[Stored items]

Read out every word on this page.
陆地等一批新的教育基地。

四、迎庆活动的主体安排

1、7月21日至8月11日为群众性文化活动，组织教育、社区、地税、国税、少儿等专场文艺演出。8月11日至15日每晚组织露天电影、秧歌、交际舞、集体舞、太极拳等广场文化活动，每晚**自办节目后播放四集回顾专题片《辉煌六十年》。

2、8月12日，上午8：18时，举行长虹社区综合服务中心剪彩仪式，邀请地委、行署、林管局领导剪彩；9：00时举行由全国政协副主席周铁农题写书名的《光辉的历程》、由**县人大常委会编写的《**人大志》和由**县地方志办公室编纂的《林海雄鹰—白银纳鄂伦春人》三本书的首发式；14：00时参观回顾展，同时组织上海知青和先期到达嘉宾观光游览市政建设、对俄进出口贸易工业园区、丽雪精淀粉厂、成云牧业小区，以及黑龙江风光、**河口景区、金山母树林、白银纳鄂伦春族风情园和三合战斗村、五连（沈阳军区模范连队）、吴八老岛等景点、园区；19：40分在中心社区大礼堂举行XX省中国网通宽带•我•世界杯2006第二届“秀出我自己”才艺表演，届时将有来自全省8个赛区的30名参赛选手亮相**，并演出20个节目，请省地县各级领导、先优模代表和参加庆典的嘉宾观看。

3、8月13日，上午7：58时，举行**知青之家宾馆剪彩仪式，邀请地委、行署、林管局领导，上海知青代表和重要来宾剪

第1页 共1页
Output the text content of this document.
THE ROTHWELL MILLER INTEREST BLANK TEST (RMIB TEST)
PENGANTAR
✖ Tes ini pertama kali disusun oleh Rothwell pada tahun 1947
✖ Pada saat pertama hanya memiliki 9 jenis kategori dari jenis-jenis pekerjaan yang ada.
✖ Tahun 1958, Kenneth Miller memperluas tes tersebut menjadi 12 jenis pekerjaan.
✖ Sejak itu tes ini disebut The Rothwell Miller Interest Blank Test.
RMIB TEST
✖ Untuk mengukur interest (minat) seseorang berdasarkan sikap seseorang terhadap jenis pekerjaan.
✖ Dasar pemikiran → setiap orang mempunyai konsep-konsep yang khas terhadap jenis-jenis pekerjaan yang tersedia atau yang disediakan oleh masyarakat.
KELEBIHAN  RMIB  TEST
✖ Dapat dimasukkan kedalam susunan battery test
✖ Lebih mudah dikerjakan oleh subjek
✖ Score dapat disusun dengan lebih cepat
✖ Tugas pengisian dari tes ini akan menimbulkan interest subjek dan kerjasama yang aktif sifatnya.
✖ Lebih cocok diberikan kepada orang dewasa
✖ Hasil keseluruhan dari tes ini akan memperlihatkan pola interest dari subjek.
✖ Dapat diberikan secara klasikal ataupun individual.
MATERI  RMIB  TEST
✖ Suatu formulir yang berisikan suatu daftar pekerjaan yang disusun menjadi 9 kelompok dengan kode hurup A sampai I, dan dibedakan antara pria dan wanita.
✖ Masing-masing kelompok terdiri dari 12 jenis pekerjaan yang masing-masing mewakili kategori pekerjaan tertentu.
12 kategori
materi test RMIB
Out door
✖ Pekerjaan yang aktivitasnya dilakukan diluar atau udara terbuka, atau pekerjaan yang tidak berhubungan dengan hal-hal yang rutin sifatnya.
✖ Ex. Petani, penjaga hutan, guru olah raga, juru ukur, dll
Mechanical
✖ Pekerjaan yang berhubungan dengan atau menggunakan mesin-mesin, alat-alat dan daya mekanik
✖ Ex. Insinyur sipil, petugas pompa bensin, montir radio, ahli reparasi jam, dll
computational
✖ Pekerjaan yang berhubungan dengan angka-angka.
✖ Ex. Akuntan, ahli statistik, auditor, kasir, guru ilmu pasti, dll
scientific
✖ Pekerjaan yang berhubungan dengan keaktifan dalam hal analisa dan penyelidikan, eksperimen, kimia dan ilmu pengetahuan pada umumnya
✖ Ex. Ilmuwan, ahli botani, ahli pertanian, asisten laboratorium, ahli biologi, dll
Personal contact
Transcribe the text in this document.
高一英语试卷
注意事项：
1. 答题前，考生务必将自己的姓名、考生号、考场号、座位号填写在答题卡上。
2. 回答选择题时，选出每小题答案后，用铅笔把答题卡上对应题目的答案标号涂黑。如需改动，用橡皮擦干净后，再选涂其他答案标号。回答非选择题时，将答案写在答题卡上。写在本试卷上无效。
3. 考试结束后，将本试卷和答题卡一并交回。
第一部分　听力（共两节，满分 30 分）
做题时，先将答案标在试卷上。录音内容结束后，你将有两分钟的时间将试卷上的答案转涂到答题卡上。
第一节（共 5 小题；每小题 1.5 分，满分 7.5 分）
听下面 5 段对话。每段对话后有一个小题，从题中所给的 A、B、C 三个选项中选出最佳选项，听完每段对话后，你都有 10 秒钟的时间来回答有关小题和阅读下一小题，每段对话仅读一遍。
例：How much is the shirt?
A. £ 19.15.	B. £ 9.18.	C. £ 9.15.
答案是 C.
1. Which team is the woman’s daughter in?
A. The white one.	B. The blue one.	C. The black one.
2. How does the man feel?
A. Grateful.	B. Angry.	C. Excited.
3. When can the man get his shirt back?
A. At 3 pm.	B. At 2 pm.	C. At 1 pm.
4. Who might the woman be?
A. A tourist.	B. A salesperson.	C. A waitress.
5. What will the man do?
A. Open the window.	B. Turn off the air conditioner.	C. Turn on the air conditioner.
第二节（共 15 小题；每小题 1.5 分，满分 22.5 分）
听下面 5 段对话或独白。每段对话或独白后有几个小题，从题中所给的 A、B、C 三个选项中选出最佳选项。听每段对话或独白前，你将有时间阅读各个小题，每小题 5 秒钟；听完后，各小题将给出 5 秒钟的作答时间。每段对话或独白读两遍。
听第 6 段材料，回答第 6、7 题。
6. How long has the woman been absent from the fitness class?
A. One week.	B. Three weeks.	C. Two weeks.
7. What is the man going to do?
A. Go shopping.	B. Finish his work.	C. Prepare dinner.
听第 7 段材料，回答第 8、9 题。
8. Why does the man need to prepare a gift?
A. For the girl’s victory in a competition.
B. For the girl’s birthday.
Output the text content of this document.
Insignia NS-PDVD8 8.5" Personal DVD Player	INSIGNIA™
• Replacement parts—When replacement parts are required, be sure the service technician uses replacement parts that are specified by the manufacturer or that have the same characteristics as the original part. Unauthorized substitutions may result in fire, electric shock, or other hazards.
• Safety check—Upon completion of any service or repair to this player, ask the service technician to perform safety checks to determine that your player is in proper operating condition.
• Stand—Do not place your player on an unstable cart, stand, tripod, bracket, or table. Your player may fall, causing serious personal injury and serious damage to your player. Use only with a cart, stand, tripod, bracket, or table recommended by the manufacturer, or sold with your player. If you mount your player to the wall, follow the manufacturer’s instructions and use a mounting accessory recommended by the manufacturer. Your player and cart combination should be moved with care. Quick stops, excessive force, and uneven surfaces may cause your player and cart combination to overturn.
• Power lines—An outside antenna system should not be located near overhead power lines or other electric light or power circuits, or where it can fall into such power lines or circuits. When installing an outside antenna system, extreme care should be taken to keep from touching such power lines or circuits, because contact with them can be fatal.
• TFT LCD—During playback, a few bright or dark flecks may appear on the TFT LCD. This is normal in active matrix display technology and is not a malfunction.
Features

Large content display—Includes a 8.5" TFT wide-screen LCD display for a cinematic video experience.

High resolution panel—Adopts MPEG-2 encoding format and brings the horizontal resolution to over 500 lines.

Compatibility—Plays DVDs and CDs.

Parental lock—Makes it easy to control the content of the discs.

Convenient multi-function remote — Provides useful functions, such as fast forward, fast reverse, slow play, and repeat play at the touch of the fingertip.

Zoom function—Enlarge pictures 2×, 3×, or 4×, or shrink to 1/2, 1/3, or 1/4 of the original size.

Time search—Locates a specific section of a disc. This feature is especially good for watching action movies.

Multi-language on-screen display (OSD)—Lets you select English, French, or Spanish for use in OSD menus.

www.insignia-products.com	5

Problem -
Check each line of the entries for the string "berhubungan". Copy the lines that have it.

Solution to this task -
✖ Pekerjaan yang aktivitasnya dilakukan diluar atau udara terbuka, atau pekerjaan yang tidak berhubungan dengan hal-hal yang rutin sifatnya.
✖ Pekerjaan yang berhubungan dengan atau menggunakan mesin-mesin, alat-alat dan daya mekanik
✖ Pekerjaan yang berhubungan dengan angka-angka.
✖ Pekerjaan yang berhubungan dengan keaktifan dalam hal analisa dan penyelidikan, eksperimen, kimia dan ilmu pengetahuan pada umumnya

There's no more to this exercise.